Extracted records

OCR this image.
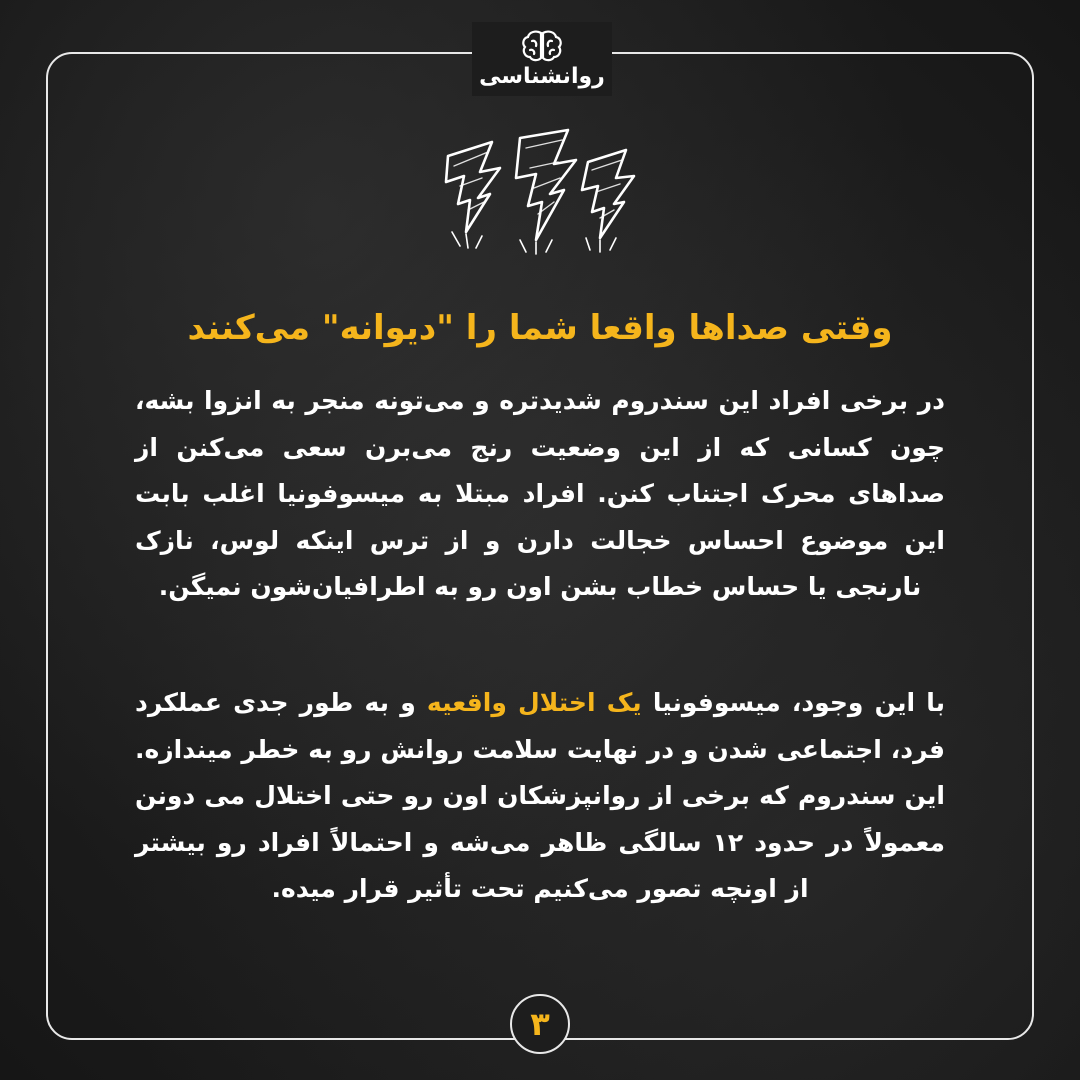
روانشناسی
وقتی صداها واقعا شما را "دیوانه" می‌کنند

در برخی افراد این سندروم شدیدتره و می‌تونه منجر به انزوا بشه، چون کسانی که از این وضعیت رنج می‌برن سعی می‌کنن از صداهای محرک اجتناب کنن. افراد مبتلا به میسوفونیا اغلب بابت این موضوع احساس خجالت دارن و از ترس اینکه لوس، نازک نارنجی یا حساس خطاب بشن اون رو به اطرافیان‌شون نمیگن.

با این وجود، میسوفونیا یک اختلال واقعیه و به طور جدی عملکرد فرد، اجتماعی شدن و در نهایت سلامت روانش رو به خطر میندازه. این سندروم که برخی از روانپزشکان اون رو حتی اختلال می دونن معمولاً در حدود ۱۲ سالگی ظاهر می‌شه و احتمالاً افراد رو بیشتر از اونچه تصور می‌کنیم تحت تأثیر قرار میده.

۳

▶ **Task instructions**
Take the listing and print it again exactly, but without any pictures.

▶ **Response below**
OCR this image.
روانشناسی
وقتی صداها واقعا شما را "دیوانه" می‌کنند

در برخی افراد این سندروم شدیدتره و می‌تونه منجر به انزوا بشه، چون کسانی که از این وضعیت رنج می‌برن سعی می‌کنن از صداهای محرک اجتناب کنن. افراد مبتلا به میسوفونیا اغلب بابت این موضوع احساس خجالت دارن و از ترس اینکه لوس، نازک نارنجی یا حساس خطاب بشن اون رو به اطرافیان‌شون نمیگن.

با این وجود، میسوفونیا یک اختلال واقعیه و به طور جدی عملکرد فرد، اجتماعی شدن و در نهایت سلامت روانش رو به خطر میندازه. این سندروم که برخی از روانپزشکان اون رو حتی اختلال می دونن معمولاً در حدود ۱۲ سالگی ظاهر می‌شه و احتمالاً افراد رو بیشتر از اونچه تصور می‌کنیم تحت تأثیر قرار میده.

۳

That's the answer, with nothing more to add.